YOUR OBJECTIVE – From the listing below, pick out each line with the word "text".
*****
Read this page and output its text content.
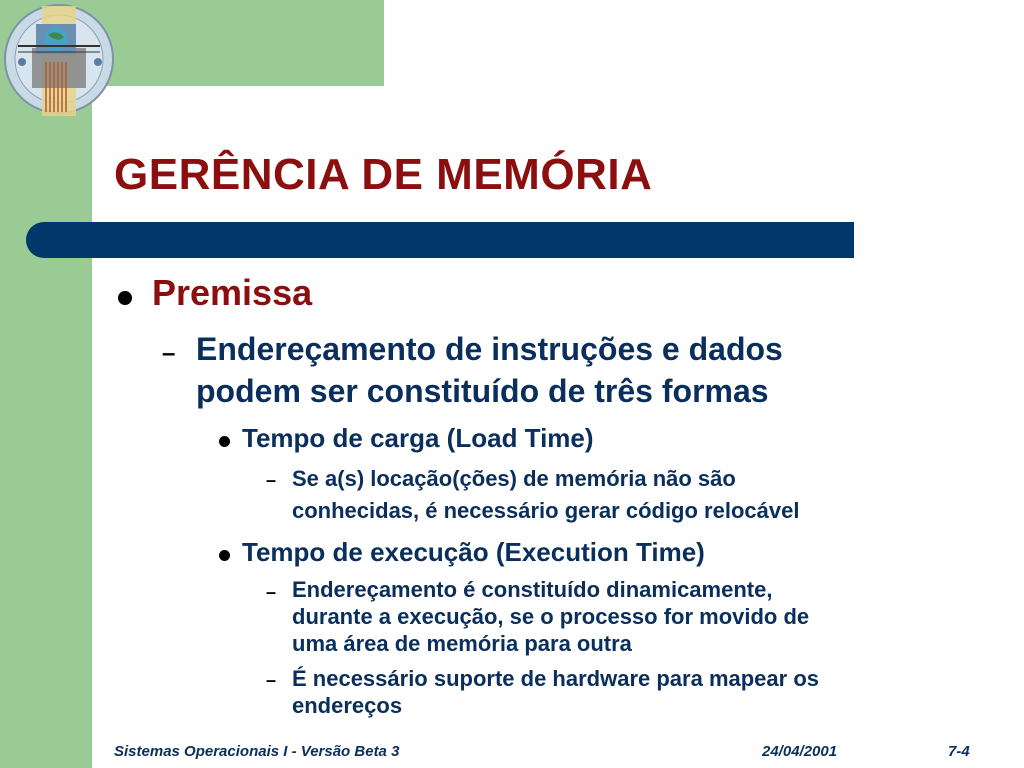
GERÊNCIA DE MEMÓRIA
Premissa
– Endereçamento de instruções e dados
podem ser constituído de três formas
Tempo de carga (Load Time)
– Se a(s) locação(ções) de memória não são
conhecidas, é necessário gerar código relocável
Tempo de execução (Execution Time)
– Endereçamento é constituído dinamicamente,
durante a execução, se o processo for movido de
uma área de memória para outra
– É necessário suporte de hardware para mapear os
endereços
Sistemas Operacionais I - Versão Beta 3	24/04/2001	7-4
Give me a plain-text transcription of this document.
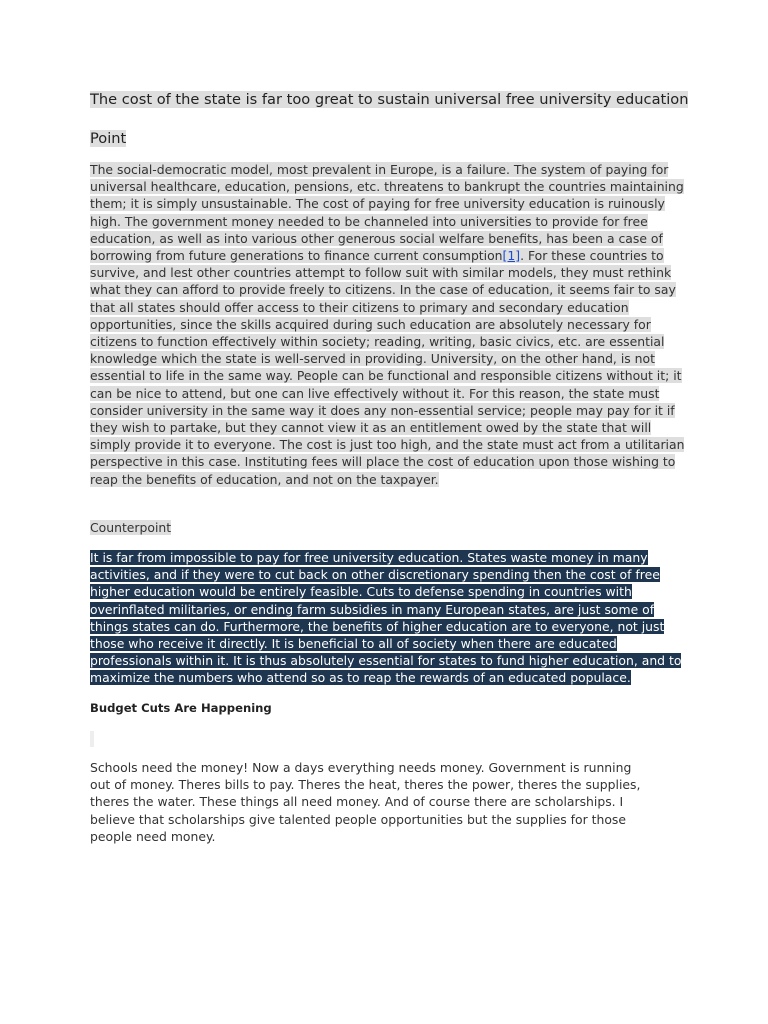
The cost of the state is far too great to sustain universal free university education
Point
The social-democratic model, most prevalent in Europe, is a failure. The system of paying for universal healthcare, education, pensions, etc. threatens to bankrupt the countries maintaining them; it is simply unsustainable. The cost of paying for free university education is ruinously high. The government money needed to be channeled into universities to provide for free education, as well as into various other generous social welfare benefits, has been a case of borrowing from future generations to finance current consumption[1]. For these countries to survive, and lest other countries attempt to follow suit with similar models, they must rethink what they can afford to provide freely to citizens. In the case of education, it seems fair to say that all states should offer access to their citizens to primary and secondary education opportunities, since the skills acquired during such education are absolutely necessary for citizens to function effectively within society; reading, writing, basic civics, etc. are essential knowledge which the state is well-served in providing. University, on the other hand, is not essential to life in the same way. People can be functional and responsible citizens without it; it can be nice to attend, but one can live effectively without it. For this reason, the state must consider university in the same way it does any non-essential service; people may pay for it if they wish to partake, but they cannot view it as an entitlement owed by the state that will simply provide it to everyone. The cost is just too high, and the state must act from a utilitarian perspective in this case. Instituting fees will place the cost of education upon those wishing to reap the benefits of education, and not on the taxpayer.
Counterpoint
It is far from impossible to pay for free university education. States waste money in many activities, and if they were to cut back on other discretionary spending then the cost of free higher education would be entirely feasible. Cuts to defense spending in countries with overinflated militaries, or ending farm subsidies in many European states, are just some of things states can do. Furthermore, the benefits of higher education are to everyone, not just those who receive it directly. It is beneficial to all of society when there are educated professionals within it. It is thus absolutely essential for states to fund higher education, and to maximize the numbers who attend so as to reap the rewards of an educated populace.
Budget Cuts Are Happening
Schools need the money! Now a days everything needs money. Government is running out of money. Theres bills to pay. Theres the heat, theres the power, theres the supplies, theres the water. These things all need money. And of course there are scholarships. I believe that scholarships give talented people opportunities but the supplies for those people need money.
*****
THE RESULT –
Read this page and output its text content.
Give me a plain-text transcription of this document.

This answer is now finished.